**Recorded information**
══════
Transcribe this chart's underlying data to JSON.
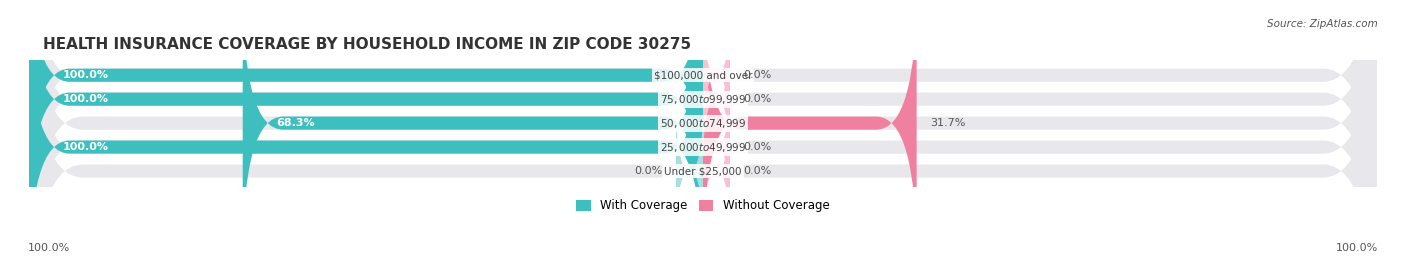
{
  "title": "HEALTH INSURANCE COVERAGE BY HOUSEHOLD INCOME IN ZIP CODE 30275",
  "source": "Source: ZipAtlas.com",
  "categories": [
    "Under $25,000",
    "$25,000 to $49,999",
    "$50,000 to $74,999",
    "$75,000 to $99,999",
    "$100,000 and over"
  ],
  "with_coverage": [
    0.0,
    100.0,
    68.3,
    100.0,
    100.0
  ],
  "without_coverage": [
    0.0,
    0.0,
    31.7,
    0.0,
    0.0
  ],
  "color_with": "#3dbfbf",
  "color_without": "#f080a0",
  "color_with_light": "#a8dede",
  "color_without_light": "#f8c0d0",
  "bg_bar": "#e8e8ec",
  "bg_fig": "#ffffff",
  "title_fontsize": 11,
  "label_fontsize": 8.5,
  "bar_height": 0.55,
  "xlim": [
    -100,
    100
  ],
  "x_left_label": "100.0%",
  "x_right_label": "100.0%",
  "legend_with": "With Coverage",
  "legend_without": "Without Coverage"
}
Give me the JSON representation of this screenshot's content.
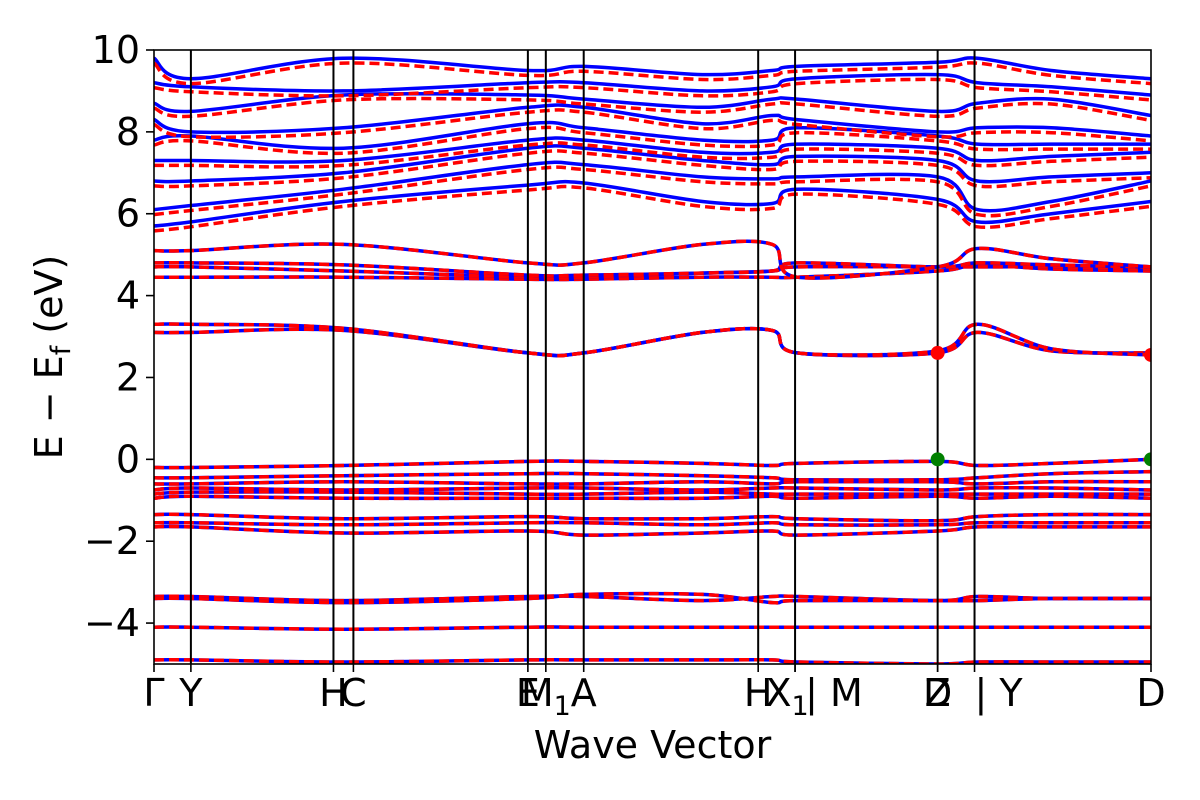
══════
**Exercise**
Go through the listing above and write it all out exactly, leaving out any picture.

**Answer**
Transcribe this chart's underlying data to JSON.
{
  "title": "HEALTH INSURANCE COVERAGE BY HOUSEHOLD INCOME IN ZIP CODE 30275",
  "source": "Source: ZipAtlas.com",
  "categories": [
    "Under $25,000",
    "$25,000 to $49,999",
    "$50,000 to $74,999",
    "$75,000 to $99,999",
    "$100,000 and over"
  ],
  "with_coverage": [
    0.0,
    100.0,
    68.3,
    100.0,
    100.0
  ],
  "without_coverage": [
    0.0,
    0.0,
    31.7,
    0.0,
    0.0
  ],
  "color_with": "#3dbfbf",
  "color_without": "#f080a0",
  "color_with_light": "#a8dede",
  "color_without_light": "#f8c0d0",
  "bg_bar": "#e8e8ec",
  "bg_fig": "#ffffff",
  "title_fontsize": 11,
  "label_fontsize": 8.5,
  "bar_height": 0.55,
  "xlim": [
    -100,
    100
  ],
  "x_left_label": "100.0%",
  "x_right_label": "100.0%",
  "legend_with": "With Coverage",
  "legend_without": "Without Coverage"
}
Give me the JSON representation of this screenshot's content.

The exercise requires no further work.